== Task objective ==
Spot each line in the records below where the word "kind" occurs, then copy it.

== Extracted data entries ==
=-=-=
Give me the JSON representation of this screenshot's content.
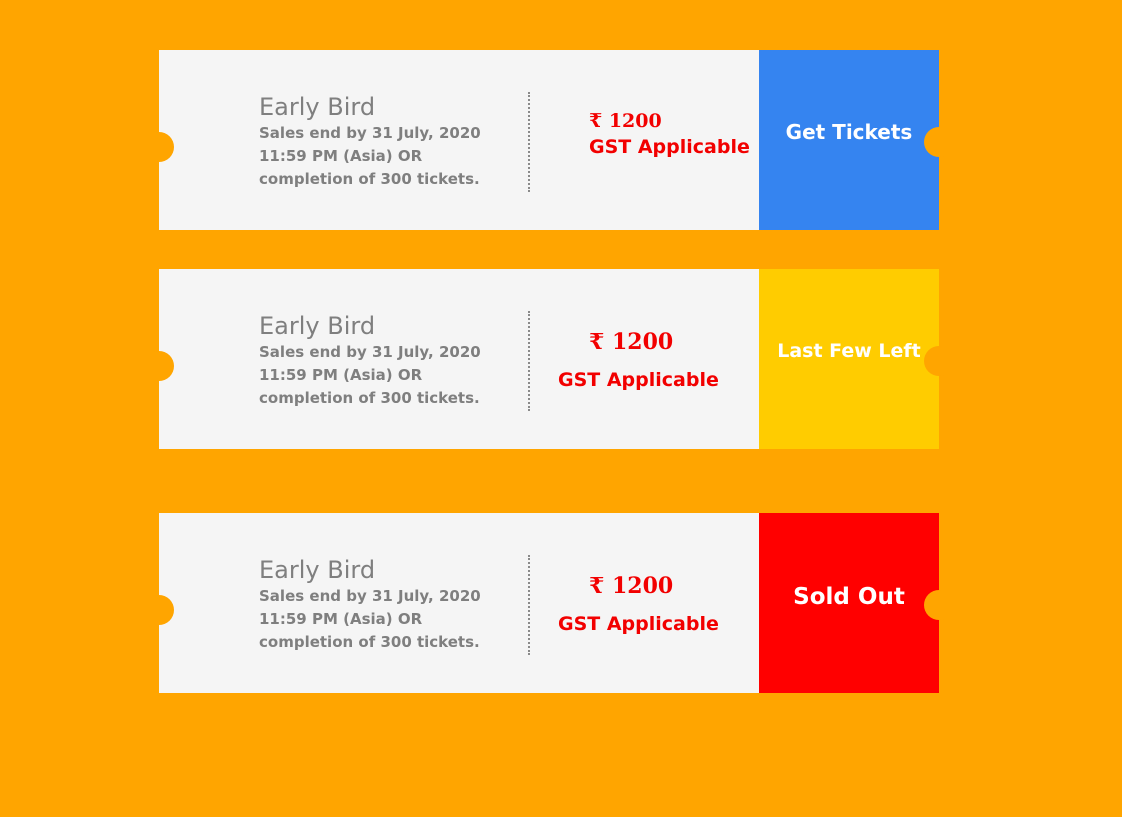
{
  "tickets": [
    {
      "title": "Early Bird",
      "desc_line1": "Sales end by 31 July, 2020",
      "desc_line2": "11:59 PM (Asia) OR",
      "desc_line3": "completion of 300 tickets.",
      "price": "₹ 1200",
      "gst": "GST Applicable",
      "action_label": "Get Tickets",
      "action_color": "#3584f0"
    },
    {
      "title": "Early Bird",
      "desc_line1": "Sales end by 31 July, 2020",
      "desc_line2": "11:59 PM (Asia) OR",
      "desc_line3": "completion of 300 tickets.",
      "price": "₹ 1200",
      "gst": "GST Applicable",
      "action_label": "Last Few Left",
      "action_color": "#ffcc00"
    },
    {
      "title": "Early Bird",
      "desc_line1": "Sales end by 31 July, 2020",
      "desc_line2": "11:59 PM (Asia) OR",
      "desc_line3": "completion of 300 tickets.",
      "price": "₹ 1200",
      "gst": "GST Applicable",
      "action_label": "Sold Out",
      "action_color": "#ff0000"
    }
  ],
  "colors": {
    "background": "#ffa500",
    "ticket_body": "#f5f5f5",
    "text_gray": "#7f7f7f",
    "price_red": "#f20000"
  }
}
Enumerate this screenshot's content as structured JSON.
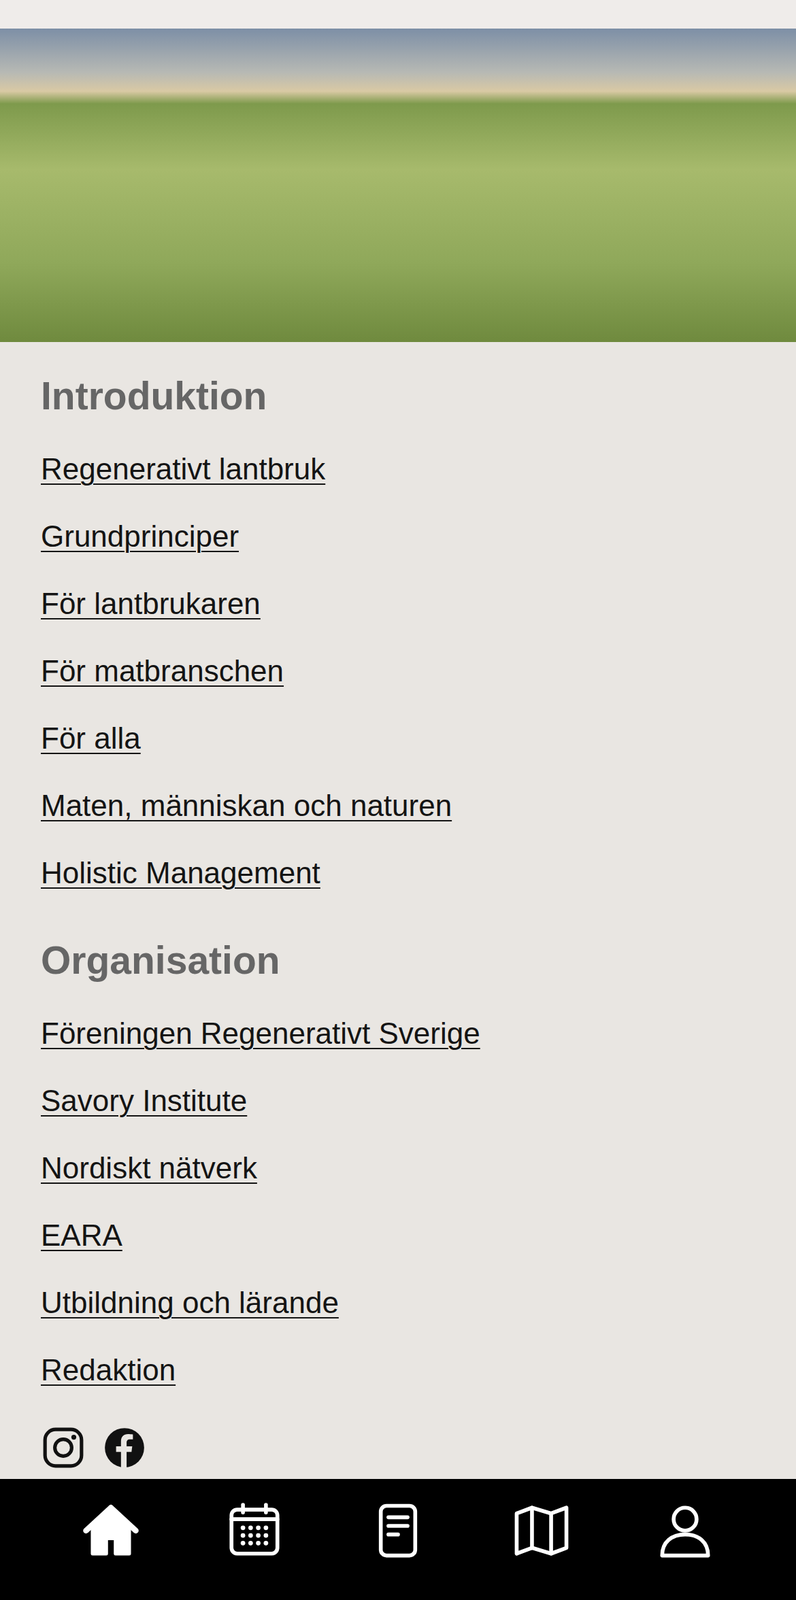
{
  "sections": [
    {
      "heading": "Introduktion",
      "links": [
        "Regenerativt lantbruk",
        "Grundprinciper",
        "För lantbrukaren",
        "För matbranschen",
        "För alla",
        "Maten, människan och naturen",
        "Holistic Management"
      ]
    },
    {
      "heading": "Organisation",
      "links": [
        "Föreningen Regenerativt Sverige",
        "Savory Institute",
        "Nordiskt nätverk",
        "EARA",
        "Utbildning och lärande",
        "Redaktion"
      ]
    }
  ],
  "social": [
    {
      "kind": "instagram"
    },
    {
      "kind": "facebook"
    }
  ],
  "nav": [
    {
      "kind": "home",
      "selected": true
    },
    {
      "kind": "calendar",
      "selected": false
    },
    {
      "kind": "document",
      "selected": false
    },
    {
      "kind": "map",
      "selected": false
    },
    {
      "kind": "user",
      "selected": false
    }
  ]
}
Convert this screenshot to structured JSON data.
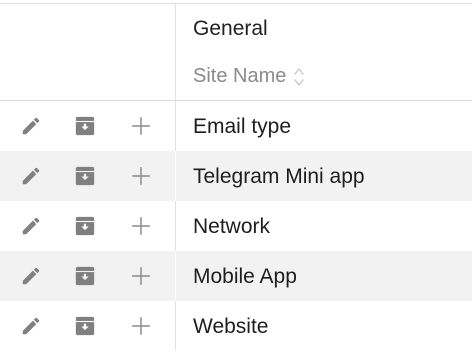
{
  "header": {
    "group_label": "General",
    "column_label": "Site Name"
  },
  "icons": {
    "edit": "pencil-icon",
    "archive": "archive-box-icon",
    "add": "plus-icon",
    "sort": "sort-arrows-icon"
  },
  "colors": {
    "icon": "#808080",
    "row_stripe": "#f2f2f2"
  },
  "rows": [
    {
      "site_name": "Email type"
    },
    {
      "site_name": "Telegram Mini app"
    },
    {
      "site_name": "Network"
    },
    {
      "site_name": "Mobile App"
    },
    {
      "site_name": "Website"
    }
  ]
}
=-=-=
== Solution to this problem ==
      "kind": "instagram"
      "kind": "facebook"
      "kind": "home",
      "kind": "calendar",
      "kind": "document",
      "kind": "map",
      "kind": "user",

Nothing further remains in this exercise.